### Records for this task
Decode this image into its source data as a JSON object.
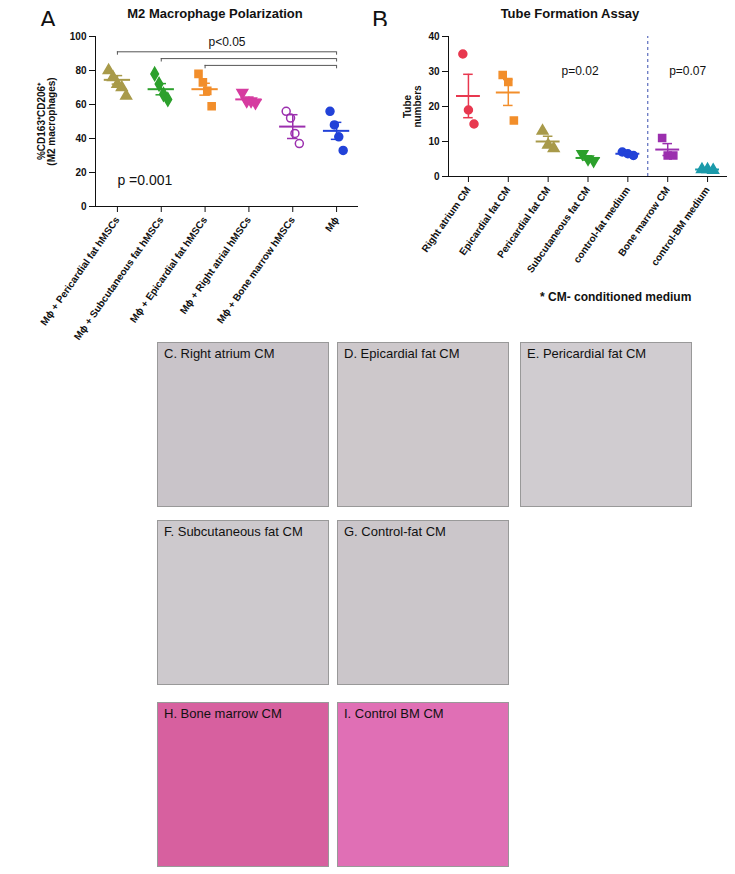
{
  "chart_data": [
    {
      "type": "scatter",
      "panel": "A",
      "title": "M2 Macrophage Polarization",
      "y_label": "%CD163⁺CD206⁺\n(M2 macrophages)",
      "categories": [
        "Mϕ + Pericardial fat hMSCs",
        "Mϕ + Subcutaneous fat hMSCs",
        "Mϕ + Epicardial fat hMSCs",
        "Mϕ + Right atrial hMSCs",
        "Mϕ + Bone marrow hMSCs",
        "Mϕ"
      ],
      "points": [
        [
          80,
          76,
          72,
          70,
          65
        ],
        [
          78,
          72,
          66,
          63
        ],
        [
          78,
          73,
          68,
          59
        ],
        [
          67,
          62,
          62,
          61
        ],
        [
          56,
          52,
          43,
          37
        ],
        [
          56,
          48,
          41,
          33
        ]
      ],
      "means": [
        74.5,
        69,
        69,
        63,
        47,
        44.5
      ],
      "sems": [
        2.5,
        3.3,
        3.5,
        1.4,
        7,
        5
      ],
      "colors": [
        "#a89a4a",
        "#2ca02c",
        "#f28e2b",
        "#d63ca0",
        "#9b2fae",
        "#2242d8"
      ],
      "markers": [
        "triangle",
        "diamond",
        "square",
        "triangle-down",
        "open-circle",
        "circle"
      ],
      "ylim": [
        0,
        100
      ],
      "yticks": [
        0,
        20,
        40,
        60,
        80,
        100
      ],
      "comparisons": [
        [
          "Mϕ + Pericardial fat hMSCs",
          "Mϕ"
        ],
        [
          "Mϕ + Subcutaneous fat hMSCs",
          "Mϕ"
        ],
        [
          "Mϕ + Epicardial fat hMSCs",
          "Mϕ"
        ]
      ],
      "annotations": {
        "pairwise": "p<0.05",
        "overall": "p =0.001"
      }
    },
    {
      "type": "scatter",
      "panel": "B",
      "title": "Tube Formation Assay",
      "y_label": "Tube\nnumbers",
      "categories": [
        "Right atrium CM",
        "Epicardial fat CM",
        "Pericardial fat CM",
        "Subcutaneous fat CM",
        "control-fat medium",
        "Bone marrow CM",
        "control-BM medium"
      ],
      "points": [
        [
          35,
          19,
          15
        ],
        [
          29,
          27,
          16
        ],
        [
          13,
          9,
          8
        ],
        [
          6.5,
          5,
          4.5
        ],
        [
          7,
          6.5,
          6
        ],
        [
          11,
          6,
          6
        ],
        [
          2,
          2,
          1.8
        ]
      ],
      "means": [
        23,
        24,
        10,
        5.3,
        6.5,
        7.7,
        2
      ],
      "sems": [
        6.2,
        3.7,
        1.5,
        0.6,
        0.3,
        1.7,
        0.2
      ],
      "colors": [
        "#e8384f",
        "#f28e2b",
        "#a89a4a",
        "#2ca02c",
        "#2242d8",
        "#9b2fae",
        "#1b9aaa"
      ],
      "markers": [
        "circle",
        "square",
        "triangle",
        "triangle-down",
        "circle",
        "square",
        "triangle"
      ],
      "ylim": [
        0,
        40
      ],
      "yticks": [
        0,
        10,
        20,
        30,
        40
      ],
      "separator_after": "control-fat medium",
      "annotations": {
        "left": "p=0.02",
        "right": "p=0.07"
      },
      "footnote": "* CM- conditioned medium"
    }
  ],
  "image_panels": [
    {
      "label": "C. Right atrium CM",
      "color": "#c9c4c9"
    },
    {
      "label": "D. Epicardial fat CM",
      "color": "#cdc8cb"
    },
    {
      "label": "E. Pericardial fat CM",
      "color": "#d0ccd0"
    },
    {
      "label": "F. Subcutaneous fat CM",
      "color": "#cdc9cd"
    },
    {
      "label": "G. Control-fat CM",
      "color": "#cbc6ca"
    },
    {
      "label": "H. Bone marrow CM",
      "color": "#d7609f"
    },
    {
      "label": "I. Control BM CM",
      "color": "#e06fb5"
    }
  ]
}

### Task directions
List the lines of the entries that include "Subcutaneous".

### Output below
        "Mϕ + Subcutaneous fat hMSCs",
          "Mϕ + Subcutaneous fat hMSCs",
        "Subcutaneous fat CM",
      "label": "F. Subcutaneous fat CM",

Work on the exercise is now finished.